CHALLENGE. Repeat, line for line, the entries printed below.

╔══

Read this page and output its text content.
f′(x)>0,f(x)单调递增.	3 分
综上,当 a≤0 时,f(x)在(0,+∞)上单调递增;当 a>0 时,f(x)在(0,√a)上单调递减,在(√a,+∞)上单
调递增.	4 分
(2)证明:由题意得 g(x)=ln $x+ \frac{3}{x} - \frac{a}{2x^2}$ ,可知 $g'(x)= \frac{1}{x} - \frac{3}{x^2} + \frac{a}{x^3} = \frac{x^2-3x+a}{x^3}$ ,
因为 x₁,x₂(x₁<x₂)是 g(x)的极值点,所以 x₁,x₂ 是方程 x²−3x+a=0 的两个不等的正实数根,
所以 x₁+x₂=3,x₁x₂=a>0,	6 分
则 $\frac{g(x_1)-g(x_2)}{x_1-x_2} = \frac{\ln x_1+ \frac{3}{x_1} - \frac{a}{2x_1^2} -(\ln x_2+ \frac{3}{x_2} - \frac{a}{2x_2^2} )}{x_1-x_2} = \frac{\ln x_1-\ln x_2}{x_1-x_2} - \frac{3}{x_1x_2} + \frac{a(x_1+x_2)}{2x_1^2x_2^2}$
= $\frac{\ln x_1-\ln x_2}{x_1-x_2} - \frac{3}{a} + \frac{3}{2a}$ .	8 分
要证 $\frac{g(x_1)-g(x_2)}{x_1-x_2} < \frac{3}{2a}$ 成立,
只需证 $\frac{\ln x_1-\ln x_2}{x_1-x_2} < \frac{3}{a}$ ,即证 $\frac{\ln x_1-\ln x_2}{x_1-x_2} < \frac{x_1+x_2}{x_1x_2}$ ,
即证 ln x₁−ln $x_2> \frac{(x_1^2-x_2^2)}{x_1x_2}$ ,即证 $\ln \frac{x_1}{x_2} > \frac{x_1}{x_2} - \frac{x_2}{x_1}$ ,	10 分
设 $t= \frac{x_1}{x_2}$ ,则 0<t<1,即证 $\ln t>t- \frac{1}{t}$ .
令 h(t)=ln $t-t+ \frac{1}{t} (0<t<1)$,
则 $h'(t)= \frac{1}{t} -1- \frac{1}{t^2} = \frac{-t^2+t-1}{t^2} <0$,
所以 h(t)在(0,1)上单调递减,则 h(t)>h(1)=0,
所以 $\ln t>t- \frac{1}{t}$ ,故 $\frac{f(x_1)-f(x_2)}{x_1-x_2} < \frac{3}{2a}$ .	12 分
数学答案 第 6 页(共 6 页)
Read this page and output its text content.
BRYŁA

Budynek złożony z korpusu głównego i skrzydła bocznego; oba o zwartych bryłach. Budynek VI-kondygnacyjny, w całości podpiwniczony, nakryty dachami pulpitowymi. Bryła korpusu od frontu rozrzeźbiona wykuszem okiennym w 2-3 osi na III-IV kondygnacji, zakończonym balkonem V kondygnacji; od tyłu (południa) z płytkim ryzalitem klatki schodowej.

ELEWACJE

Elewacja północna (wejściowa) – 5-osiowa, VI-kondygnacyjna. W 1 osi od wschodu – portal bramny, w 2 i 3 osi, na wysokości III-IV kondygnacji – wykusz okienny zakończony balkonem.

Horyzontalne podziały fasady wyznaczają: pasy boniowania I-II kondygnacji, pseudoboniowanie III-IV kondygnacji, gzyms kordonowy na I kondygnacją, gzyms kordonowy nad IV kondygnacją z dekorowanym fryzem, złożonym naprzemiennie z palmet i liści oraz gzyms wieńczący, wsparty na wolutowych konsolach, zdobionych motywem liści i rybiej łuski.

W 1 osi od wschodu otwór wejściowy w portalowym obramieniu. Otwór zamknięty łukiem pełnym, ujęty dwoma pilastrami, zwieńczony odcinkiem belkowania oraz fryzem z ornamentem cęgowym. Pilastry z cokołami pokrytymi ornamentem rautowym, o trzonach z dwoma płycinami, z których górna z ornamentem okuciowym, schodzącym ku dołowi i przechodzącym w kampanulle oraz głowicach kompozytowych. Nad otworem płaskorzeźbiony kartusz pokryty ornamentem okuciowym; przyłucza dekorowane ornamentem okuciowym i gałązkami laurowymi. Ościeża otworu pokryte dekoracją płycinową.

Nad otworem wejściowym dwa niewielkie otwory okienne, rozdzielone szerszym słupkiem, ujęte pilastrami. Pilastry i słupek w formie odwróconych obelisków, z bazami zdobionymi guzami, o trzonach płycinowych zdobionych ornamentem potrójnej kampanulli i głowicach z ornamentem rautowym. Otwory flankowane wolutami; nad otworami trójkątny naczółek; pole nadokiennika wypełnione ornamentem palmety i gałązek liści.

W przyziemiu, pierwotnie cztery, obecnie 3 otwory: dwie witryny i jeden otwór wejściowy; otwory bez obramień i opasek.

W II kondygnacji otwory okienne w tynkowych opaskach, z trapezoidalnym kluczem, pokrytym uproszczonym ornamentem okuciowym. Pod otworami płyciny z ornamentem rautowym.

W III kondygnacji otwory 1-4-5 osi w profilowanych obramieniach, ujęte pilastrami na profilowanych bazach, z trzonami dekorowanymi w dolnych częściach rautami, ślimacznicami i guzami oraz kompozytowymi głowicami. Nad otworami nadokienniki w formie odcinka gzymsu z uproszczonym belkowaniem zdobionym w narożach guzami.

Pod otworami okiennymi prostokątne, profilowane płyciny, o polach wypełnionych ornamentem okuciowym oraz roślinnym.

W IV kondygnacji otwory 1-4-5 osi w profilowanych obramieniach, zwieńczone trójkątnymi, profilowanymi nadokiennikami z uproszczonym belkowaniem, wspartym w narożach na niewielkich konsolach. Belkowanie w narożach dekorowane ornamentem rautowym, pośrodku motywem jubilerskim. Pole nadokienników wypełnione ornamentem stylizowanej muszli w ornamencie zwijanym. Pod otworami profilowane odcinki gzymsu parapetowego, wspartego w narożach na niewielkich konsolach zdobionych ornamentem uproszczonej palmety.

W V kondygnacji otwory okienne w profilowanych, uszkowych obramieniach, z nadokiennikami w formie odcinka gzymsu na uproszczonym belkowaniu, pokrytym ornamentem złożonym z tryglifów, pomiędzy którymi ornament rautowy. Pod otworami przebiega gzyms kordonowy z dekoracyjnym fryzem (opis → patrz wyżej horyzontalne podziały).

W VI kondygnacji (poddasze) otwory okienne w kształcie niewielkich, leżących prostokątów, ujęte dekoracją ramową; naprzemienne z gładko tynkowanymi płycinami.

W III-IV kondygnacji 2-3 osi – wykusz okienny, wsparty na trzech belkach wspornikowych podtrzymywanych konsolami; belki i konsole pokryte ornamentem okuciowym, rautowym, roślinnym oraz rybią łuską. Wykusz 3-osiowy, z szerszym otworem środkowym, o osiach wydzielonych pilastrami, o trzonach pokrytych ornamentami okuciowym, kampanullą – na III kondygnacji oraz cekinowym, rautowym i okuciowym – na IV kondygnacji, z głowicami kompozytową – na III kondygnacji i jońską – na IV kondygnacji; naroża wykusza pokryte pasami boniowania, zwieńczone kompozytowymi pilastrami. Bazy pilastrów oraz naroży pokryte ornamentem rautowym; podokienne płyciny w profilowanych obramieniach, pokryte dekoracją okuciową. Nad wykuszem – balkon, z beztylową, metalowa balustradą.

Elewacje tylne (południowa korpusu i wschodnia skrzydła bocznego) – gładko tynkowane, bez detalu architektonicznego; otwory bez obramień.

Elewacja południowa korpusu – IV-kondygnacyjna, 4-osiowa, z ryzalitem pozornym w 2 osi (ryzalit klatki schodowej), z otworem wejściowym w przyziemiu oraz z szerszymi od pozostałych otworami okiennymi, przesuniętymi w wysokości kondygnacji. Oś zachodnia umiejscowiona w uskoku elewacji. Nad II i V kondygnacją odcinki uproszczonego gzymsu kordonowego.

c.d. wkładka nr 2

╚══

RESULT.
Read this page and output its text content.
f′(x)>0,f(x)单调递增.	3 分
综上,当 a≤0 时,f(x)在(0,+∞)上单调递增;当 a>0 时,f(x)在(0,√a)上单调递减,在(√a,+∞)上单
调递增.	4 分
(2)证明:由题意得 g(x)=ln $x+ \frac{3}{x} - \frac{a}{2x^2}$ ,可知 $g'(x)= \frac{1}{x} - \frac{3}{x^2} + \frac{a}{x^3} = \frac{x^2-3x+a}{x^3}$ ,
因为 x₁,x₂(x₁<x₂)是 g(x)的极值点,所以 x₁,x₂ 是方程 x²−3x+a=0 的两个不等的正实数根,
所以 x₁+x₂=3,x₁x₂=a>0,	6 分
则 $\frac{g(x_1)-g(x_2)}{x_1-x_2} = \frac{\ln x_1+ \frac{3}{x_1} - \frac{a}{2x_1^2} -(\ln x_2+ \frac{3}{x_2} - \frac{a}{2x_2^2} )}{x_1-x_2} = \frac{\ln x_1-\ln x_2}{x_1-x_2} - \frac{3}{x_1x_2} + \frac{a(x_1+x_2)}{2x_1^2x_2^2}$
= $\frac{\ln x_1-\ln x_2}{x_1-x_2} - \frac{3}{a} + \frac{3}{2a}$ .	8 分
要证 $\frac{g(x_1)-g(x_2)}{x_1-x_2} < \frac{3}{2a}$ 成立,
只需证 $\frac{\ln x_1-\ln x_2}{x_1-x_2} < \frac{3}{a}$ ,即证 $\frac{\ln x_1-\ln x_2}{x_1-x_2} < \frac{x_1+x_2}{x_1x_2}$ ,
即证 ln x₁−ln $x_2> \frac{(x_1^2-x_2^2)}{x_1x_2}$ ,即证 $\ln \frac{x_1}{x_2} > \frac{x_1}{x_2} - \frac{x_2}{x_1}$ ,	10 分
设 $t= \frac{x_1}{x_2}$ ,则 0<t<1,即证 $\ln t>t- \frac{1}{t}$ .
令 h(t)=ln $t-t+ \frac{1}{t} (0<t<1)$,
则 $h'(t)= \frac{1}{t} -1- \frac{1}{t^2} = \frac{-t^2+t-1}{t^2} <0$,
所以 h(t)在(0,1)上单调递减,则 h(t)>h(1)=0,
所以 $\ln t>t- \frac{1}{t}$ ,故 $\frac{f(x_1)-f(x_2)}{x_1-x_2} < \frac{3}{2a}$ .	12 分
数学答案 第 6 页(共 6 页)
Read this page and output its text content.
BRYŁA

Budynek złożony z korpusu głównego i skrzydła bocznego; oba o zwartych bryłach. Budynek VI-kondygnacyjny, w całości podpiwniczony, nakryty dachami pulpitowymi. Bryła korpusu od frontu rozrzeźbiona wykuszem okiennym w 2-3 osi na III-IV kondygnacji, zakończonym balkonem V kondygnacji; od tyłu (południa) z płytkim ryzalitem klatki schodowej.

ELEWACJE

Elewacja północna (wejściowa) – 5-osiowa, VI-kondygnacyjna. W 1 osi od wschodu – portal bramny, w 2 i 3 osi, na wysokości III-IV kondygnacji – wykusz okienny zakończony balkonem.

Horyzontalne podziały fasady wyznaczają: pasy boniowania I-II kondygnacji, pseudoboniowanie III-IV kondygnacji, gzyms kordonowy na I kondygnacją, gzyms kordonowy nad IV kondygnacją z dekorowanym fryzem, złożonym naprzemiennie z palmet i liści oraz gzyms wieńczący, wsparty na wolutowych konsolach, zdobionych motywem liści i rybiej łuski.

W 1 osi od wschodu otwór wejściowy w portalowym obramieniu. Otwór zamknięty łukiem pełnym, ujęty dwoma pilastrami, zwieńczony odcinkiem belkowania oraz fryzem z ornamentem cęgowym. Pilastry z cokołami pokrytymi ornamentem rautowym, o trzonach z dwoma płycinami, z których górna z ornamentem okuciowym, schodzącym ku dołowi i przechodzącym w kampanulle oraz głowicach kompozytowych. Nad otworem płaskorzeźbiony kartusz pokryty ornamentem okuciowym; przyłucza dekorowane ornamentem okuciowym i gałązkami laurowymi. Ościeża otworu pokryte dekoracją płycinową.

Nad otworem wejściowym dwa niewielkie otwory okienne, rozdzielone szerszym słupkiem, ujęte pilastrami. Pilastry i słupek w formie odwróconych obelisków, z bazami zdobionymi guzami, o trzonach płycinowych zdobionych ornamentem potrójnej kampanulli i głowicach z ornamentem rautowym. Otwory flankowane wolutami; nad otworami trójkątny naczółek; pole nadokiennika wypełnione ornamentem palmety i gałązek liści.

W przyziemiu, pierwotnie cztery, obecnie 3 otwory: dwie witryny i jeden otwór wejściowy; otwory bez obramień i opasek.

W II kondygnacji otwory okienne w tynkowych opaskach, z trapezoidalnym kluczem, pokrytym uproszczonym ornamentem okuciowym. Pod otworami płyciny z ornamentem rautowym.

W III kondygnacji otwory 1-4-5 osi w profilowanych obramieniach, ujęte pilastrami na profilowanych bazach, z trzonami dekorowanymi w dolnych częściach rautami, ślimacznicami i guzami oraz kompozytowymi głowicami. Nad otworami nadokienniki w formie odcinka gzymsu z uproszczonym belkowaniem zdobionym w narożach guzami.

Pod otworami okiennymi prostokątne, profilowane płyciny, o polach wypełnionych ornamentem okuciowym oraz roślinnym.

W IV kondygnacji otwory 1-4-5 osi w profilowanych obramieniach, zwieńczone trójkątnymi, profilowanymi nadokiennikami z uproszczonym belkowaniem, wspartym w narożach na niewielkich konsolach. Belkowanie w narożach dekorowane ornamentem rautowym, pośrodku motywem jubilerskim. Pole nadokienników wypełnione ornamentem stylizowanej muszli w ornamencie zwijanym. Pod otworami profilowane odcinki gzymsu parapetowego, wspartego w narożach na niewielkich konsolach zdobionych ornamentem uproszczonej palmety.

W V kondygnacji otwory okienne w profilowanych, uszkowych obramieniach, z nadokiennikami w formie odcinka gzymsu na uproszczonym belkowaniu, pokrytym ornamentem złożonym z tryglifów, pomiędzy którymi ornament rautowy. Pod otworami przebiega gzyms kordonowy z dekoracyjnym fryzem (opis → patrz wyżej horyzontalne podziały).

W VI kondygnacji (poddasze) otwory okienne w kształcie niewielkich, leżących prostokątów, ujęte dekoracją ramową; naprzemienne z gładko tynkowanymi płycinami.

W III-IV kondygnacji 2-3 osi – wykusz okienny, wsparty na trzech belkach wspornikowych podtrzymywanych konsolami; belki i konsole pokryte ornamentem okuciowym, rautowym, roślinnym oraz rybią łuską. Wykusz 3-osiowy, z szerszym otworem środkowym, o osiach wydzielonych pilastrami, o trzonach pokrytych ornamentami okuciowym, kampanullą – na III kondygnacji oraz cekinowym, rautowym i okuciowym – na IV kondygnacji, z głowicami kompozytową – na III kondygnacji i jońską – na IV kondygnacji; naroża wykusza pokryte pasami boniowania, zwieńczone kompozytowymi pilastrami. Bazy pilastrów oraz naroży pokryte ornamentem rautowym; podokienne płyciny w profilowanych obramieniach, pokryte dekoracją okuciową. Nad wykuszem – balkon, z beztylową, metalowa balustradą.

Elewacje tylne (południowa korpusu i wschodnia skrzydła bocznego) – gładko tynkowane, bez detalu architektonicznego; otwory bez obramień.

Elewacja południowa korpusu – IV-kondygnacyjna, 4-osiowa, z ryzalitem pozornym w 2 osi (ryzalit klatki schodowej), z otworem wejściowym w przyziemiu oraz z szerszymi od pozostałych otworami okiennymi, przesuniętymi w wysokości kondygnacji. Oś zachodnia umiejscowiona w uskoku elewacji. Nad II i V kondygnacją odcinki uproszczonego gzymsu kordonowego.

c.d. wkładka nr 2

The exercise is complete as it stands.